▸ Aim of the task
Keep only the lines where "more" appears.

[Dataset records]
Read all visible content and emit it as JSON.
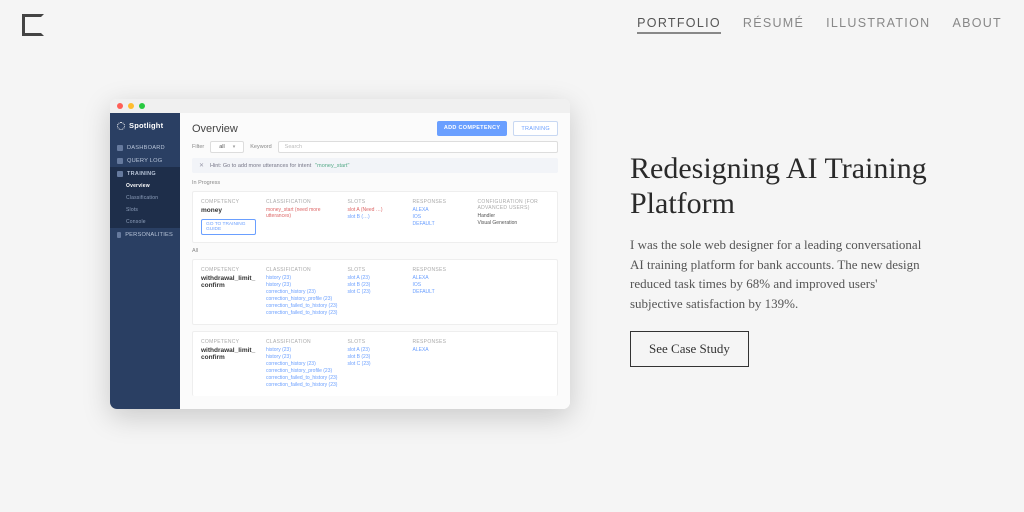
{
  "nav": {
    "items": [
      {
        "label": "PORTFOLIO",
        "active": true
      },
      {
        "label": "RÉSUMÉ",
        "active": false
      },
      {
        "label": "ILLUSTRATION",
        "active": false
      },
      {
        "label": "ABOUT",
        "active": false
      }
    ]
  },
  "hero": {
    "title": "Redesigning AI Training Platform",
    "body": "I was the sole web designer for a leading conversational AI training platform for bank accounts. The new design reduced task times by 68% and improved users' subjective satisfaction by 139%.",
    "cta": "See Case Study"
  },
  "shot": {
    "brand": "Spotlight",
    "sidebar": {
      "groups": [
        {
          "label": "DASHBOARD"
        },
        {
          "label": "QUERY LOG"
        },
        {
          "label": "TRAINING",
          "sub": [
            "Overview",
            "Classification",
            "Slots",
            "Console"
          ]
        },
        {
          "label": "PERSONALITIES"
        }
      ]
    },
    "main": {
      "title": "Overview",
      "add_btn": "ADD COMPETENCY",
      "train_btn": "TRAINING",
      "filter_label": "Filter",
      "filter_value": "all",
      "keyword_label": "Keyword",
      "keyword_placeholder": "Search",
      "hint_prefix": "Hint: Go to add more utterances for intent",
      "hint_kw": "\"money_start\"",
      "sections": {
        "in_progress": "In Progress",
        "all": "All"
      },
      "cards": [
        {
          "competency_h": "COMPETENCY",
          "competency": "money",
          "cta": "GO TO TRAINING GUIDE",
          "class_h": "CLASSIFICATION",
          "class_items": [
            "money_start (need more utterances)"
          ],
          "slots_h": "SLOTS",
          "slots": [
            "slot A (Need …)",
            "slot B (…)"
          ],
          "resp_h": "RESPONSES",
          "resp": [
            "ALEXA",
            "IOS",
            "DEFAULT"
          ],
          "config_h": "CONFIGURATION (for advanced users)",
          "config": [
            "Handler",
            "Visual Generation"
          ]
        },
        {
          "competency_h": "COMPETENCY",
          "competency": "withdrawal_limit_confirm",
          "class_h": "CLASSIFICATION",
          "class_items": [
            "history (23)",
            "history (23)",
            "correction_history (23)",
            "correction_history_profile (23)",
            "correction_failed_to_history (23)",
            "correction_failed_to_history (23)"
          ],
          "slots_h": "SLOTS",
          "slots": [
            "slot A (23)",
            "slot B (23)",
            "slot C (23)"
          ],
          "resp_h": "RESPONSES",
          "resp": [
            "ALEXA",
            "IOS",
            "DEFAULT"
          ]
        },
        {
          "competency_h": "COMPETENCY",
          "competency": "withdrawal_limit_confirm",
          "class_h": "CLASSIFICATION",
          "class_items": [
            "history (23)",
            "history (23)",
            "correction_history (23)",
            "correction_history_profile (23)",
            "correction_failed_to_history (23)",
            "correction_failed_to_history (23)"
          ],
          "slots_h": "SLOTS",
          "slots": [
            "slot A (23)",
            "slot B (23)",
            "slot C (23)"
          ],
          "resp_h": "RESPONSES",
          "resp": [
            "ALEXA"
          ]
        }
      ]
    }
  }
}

...

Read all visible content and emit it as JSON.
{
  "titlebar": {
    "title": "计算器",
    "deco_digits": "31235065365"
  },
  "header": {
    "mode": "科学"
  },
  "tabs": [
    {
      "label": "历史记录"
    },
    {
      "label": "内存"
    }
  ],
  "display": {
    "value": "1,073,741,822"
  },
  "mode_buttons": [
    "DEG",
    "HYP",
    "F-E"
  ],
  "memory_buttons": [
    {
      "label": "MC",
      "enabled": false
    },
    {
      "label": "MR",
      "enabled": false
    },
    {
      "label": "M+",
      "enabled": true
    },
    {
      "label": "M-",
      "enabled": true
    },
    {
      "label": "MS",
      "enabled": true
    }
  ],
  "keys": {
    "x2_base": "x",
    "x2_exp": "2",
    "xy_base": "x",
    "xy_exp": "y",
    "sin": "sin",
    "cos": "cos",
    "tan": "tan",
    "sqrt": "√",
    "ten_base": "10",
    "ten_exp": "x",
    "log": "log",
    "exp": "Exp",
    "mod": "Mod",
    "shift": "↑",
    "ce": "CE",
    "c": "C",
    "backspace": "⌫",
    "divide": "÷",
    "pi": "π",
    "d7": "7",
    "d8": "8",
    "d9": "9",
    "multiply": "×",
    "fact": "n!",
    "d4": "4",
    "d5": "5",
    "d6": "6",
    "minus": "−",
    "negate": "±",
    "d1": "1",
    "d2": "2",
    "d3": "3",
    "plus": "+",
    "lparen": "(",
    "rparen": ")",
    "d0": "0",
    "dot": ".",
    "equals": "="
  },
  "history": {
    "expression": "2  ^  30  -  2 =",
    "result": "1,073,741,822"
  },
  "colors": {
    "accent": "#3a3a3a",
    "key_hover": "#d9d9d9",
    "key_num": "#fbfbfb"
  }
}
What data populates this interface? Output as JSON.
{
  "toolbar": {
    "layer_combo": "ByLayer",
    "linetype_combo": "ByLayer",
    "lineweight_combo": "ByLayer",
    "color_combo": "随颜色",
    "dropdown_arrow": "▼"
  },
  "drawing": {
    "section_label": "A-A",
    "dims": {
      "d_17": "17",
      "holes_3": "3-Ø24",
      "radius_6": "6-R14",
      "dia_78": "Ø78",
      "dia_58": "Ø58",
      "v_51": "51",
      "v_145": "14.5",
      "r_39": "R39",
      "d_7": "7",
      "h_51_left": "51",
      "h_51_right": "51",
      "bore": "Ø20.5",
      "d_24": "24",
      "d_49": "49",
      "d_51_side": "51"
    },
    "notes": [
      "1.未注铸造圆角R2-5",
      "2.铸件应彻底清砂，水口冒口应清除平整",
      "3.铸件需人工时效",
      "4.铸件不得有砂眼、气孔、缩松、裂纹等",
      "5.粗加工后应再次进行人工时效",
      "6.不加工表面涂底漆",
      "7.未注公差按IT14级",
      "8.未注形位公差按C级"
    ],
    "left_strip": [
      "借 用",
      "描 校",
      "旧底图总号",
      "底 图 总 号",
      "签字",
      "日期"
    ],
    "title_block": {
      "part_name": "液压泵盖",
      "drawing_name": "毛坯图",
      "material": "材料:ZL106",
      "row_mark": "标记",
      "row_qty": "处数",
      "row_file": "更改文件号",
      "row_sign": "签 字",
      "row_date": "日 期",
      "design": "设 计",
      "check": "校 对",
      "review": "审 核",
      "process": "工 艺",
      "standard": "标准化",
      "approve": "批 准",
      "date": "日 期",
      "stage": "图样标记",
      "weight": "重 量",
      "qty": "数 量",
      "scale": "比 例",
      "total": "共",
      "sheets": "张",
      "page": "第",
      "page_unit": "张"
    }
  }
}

* * *

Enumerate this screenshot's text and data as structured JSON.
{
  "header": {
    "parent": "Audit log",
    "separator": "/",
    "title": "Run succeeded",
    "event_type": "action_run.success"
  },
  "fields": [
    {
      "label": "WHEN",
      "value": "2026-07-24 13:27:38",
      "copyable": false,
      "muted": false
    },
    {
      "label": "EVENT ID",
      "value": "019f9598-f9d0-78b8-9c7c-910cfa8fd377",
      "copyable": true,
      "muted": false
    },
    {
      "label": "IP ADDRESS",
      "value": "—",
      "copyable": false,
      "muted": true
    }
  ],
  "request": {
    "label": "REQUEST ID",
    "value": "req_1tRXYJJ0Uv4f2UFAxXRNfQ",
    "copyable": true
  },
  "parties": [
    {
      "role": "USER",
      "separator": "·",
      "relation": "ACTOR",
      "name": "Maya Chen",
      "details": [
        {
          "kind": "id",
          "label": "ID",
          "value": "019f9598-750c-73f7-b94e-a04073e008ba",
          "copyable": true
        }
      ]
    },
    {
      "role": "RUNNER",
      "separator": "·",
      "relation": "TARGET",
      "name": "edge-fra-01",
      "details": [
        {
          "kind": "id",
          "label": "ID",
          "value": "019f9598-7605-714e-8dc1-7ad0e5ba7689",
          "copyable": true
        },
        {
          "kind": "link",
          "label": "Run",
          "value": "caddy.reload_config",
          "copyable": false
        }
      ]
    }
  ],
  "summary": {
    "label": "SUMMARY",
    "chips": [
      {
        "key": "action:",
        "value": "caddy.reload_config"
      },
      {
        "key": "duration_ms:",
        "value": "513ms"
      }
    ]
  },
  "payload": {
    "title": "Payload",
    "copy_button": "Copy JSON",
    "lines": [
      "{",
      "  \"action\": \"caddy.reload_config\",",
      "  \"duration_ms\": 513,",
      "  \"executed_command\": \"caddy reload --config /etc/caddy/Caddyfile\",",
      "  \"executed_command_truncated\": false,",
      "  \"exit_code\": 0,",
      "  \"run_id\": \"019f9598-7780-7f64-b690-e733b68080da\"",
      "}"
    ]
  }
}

▸ Solution
      "hint_prefix": "Hint: Go to add more utterances for intent",
            "money_start (need more utterances)"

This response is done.